**GIVEN REQUEST:** Without further comment, state how many lines in the listing below contain the word "JSON".

**RECORDS PROVIDED:**
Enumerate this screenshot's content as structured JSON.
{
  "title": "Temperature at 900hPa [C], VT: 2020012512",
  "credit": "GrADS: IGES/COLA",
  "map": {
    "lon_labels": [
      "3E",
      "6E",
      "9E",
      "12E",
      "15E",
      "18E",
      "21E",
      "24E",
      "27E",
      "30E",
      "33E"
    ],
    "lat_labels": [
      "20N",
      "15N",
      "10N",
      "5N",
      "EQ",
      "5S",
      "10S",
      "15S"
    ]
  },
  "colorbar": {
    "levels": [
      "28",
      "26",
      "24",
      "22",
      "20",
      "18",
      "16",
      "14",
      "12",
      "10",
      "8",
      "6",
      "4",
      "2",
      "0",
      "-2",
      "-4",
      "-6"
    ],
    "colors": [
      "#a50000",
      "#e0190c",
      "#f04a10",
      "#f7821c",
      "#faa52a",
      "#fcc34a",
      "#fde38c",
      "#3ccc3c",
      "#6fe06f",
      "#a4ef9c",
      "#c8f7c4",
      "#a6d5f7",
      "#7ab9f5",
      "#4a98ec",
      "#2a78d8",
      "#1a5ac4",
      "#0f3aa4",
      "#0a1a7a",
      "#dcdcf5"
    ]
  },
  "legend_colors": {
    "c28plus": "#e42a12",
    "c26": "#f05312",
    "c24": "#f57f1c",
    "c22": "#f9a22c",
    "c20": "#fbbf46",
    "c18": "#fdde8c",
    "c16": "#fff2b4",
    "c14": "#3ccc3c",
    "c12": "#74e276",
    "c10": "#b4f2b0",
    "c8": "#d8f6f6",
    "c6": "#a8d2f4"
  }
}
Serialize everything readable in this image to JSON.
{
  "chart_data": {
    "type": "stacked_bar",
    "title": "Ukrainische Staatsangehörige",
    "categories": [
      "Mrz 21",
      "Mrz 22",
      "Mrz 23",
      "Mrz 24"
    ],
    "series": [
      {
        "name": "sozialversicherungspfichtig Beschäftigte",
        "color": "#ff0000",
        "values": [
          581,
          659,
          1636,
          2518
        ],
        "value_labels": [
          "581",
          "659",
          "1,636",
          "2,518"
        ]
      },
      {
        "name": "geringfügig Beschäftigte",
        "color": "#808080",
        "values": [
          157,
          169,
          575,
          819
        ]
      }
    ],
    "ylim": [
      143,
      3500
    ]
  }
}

**RIGHT ANSWER:** 2